### Reading passage
I did do a stupid thing after getting home — I spent over two hours going through over 60 pages of photos posted to Flickr that were tagged with nv08 and northernvoice. My god, people get busy with their cameras! My eyeballs hurt.
More later, on the actual conference and the great people. But now it’s off to the scullery…
Victoria: turning into everywhere else? It’s creativity unleashed
February 16, 2008 at 1:19 pm | In creativity, DemoCampVictoria, democampvictoria01, local_not_global, northernvoice, scenes_victoria, victoria | 8 CommentsPerhaps Victoria is “turning into everywhere else,” and that’s a good thing? It is when it means that modern creativity is unleashed, on the streets, and in our coffee houses.
This morning I was cataloging my books on LibraryThing while my husband went out for breakfast to meet Rod O. from Magic Kite at the Cook Street Village Starbucks, which is just one of 4 coffee shops (soon to be 5) in this 2-block area.
As they’re drinking their lattes, they’re surrounded by scads of folks from the neighbourhood, who have come in to check out the people or read books or have business meetings or work wirelessly on their laptops. The crowd includes a man working on a Ruby on Rails application, using the Flock browser. Since the husband and Rod had just been talking about building a little business app on Rails, they chat with the other chap for a while. When the spouse returns home (where I’m still busily cataloging away, trying not to sneeze from all the dust), he tells me about the Flockstar fellow on Rails.
Hmm, I think, Can’t be, can it? The world’s not that small?
Was he quite distinctly hairless as regards the scalp?, I ask. Yes, came the answer. Was his name Rick?, I inquired. Yes, again.

### What you need to do
1) In the blog post, how many coffee shops are in the 2-block Cook Street Village area?
2) Edit the blog post from "I did do a stupid" through "our coffee houses.", changing "eyeballs" to "eyes".
3) Pick up the blog post about the chance meeting in Cook Street Village where it stops, and keep writing.
The material that comes next is separate from the blog post.

### Extracted entries
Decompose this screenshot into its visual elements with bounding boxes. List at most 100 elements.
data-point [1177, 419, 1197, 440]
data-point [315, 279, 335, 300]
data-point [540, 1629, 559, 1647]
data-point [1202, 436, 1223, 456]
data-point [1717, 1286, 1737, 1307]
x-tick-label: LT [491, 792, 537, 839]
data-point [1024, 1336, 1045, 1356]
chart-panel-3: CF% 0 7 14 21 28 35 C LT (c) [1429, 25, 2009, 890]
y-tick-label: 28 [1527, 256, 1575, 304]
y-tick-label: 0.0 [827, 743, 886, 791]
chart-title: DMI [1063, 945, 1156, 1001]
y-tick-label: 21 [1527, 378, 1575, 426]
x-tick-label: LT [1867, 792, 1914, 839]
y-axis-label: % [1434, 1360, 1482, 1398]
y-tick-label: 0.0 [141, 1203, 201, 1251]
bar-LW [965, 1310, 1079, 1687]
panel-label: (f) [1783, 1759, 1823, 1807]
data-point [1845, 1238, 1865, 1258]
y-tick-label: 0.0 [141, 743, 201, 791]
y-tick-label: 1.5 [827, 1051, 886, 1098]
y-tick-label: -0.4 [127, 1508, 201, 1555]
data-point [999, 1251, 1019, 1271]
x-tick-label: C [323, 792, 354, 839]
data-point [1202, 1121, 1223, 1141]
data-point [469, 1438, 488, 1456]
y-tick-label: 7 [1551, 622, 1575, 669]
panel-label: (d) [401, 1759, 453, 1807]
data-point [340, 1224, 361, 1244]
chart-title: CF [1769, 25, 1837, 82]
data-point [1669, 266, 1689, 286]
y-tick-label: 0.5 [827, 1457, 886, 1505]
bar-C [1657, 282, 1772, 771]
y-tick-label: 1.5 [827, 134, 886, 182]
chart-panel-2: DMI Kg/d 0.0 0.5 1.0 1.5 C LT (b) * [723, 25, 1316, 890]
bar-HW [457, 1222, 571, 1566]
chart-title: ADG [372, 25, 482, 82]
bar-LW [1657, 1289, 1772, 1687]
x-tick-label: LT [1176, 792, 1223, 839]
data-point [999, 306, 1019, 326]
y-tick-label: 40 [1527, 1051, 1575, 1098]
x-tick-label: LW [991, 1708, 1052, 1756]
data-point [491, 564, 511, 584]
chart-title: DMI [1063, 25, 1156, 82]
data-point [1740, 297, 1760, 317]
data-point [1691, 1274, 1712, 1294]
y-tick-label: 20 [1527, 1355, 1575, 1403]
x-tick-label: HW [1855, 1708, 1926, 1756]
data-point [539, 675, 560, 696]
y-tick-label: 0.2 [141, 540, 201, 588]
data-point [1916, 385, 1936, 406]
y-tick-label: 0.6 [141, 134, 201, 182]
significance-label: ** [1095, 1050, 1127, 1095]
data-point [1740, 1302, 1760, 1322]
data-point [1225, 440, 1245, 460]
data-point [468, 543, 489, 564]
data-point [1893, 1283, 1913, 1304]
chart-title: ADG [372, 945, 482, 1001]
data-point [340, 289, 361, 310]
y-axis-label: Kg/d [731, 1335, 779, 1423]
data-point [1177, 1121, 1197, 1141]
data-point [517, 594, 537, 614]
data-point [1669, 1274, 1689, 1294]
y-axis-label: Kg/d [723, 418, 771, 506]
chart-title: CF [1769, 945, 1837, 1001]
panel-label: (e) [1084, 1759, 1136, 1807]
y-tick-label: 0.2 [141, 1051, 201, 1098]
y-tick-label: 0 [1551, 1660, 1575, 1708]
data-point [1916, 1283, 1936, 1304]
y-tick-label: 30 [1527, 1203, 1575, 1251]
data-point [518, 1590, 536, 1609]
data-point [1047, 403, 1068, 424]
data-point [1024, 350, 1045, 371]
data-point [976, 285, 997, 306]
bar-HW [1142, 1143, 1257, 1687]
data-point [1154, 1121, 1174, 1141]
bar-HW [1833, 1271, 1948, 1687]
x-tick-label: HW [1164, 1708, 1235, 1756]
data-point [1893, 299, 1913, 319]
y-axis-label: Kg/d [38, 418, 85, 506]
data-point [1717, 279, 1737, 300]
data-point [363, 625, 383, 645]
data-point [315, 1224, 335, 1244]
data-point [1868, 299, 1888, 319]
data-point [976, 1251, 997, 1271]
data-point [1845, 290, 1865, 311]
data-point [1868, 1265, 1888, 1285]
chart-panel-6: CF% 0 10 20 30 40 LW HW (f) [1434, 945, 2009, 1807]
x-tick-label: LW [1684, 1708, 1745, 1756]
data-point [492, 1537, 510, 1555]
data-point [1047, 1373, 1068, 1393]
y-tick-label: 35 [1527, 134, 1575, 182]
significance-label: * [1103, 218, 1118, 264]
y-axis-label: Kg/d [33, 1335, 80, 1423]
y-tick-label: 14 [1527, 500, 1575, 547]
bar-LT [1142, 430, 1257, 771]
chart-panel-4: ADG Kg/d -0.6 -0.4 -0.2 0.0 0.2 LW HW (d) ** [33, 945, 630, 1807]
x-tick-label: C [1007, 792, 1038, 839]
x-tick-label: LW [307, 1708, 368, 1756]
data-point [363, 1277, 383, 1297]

### Replies
1) Four, with a fifth on the way.

2)
I did do a stupid thing after getting home — I spent over two hours going through over 60 pages of photos posted to Flickr that were tagged with nv08 and northernvoice. My god, people get busy with their cameras! My eyes hurt.
More later, on the actual conference and the great people. But now it’s off to the scullery…
Victoria: turning into everywhere else? It’s creativity unleashed
February 16, 2008 at 1:19 pm | In creativity, DemoCampVictoria, democampvictoria01, local_not_global, northernvoice, scenes_victoria, victoria | 8 CommentsPerhaps Victoria is “turning into everywhere else,” and that’s a good thing? It is when it means that modern creativity is unleashed, on the streets, and in our coffee houses.

3)
Coincidence? Or an element of localized spikiness? I’ve never met Rick, but it so happened that I used a photo of “Rick on Rails” pulled from Flickr (and uploaded by quaelin on Jan.22/07) next to a photo of a Roland Brener work, “Sculpture” (also posted to Flickr, by striatic), for two talks I presented to local Victoria business / community groups this winter.
The slide I made, which juxtaposed “Sculpture” (above) and “Rick on Rails” (below) includes this bit of text:
The Creative City
“…creativity is revolutionizing the global economy…”
The juxtaposition was part of my larger point — that creativity needs to be unleashed: it can’t be restricted to areas of fine art, it also has to permeate technology and entrepreneurship. Brener’s Sculpture represented a multi-faceted aspect of “traditional” creativity (and is located where one conventionally expects to find it – in a gallery setting). Rick represents the creativity of technology and entrepreneurship, which you can casually stumble upon at your neighbourhood coffee shop.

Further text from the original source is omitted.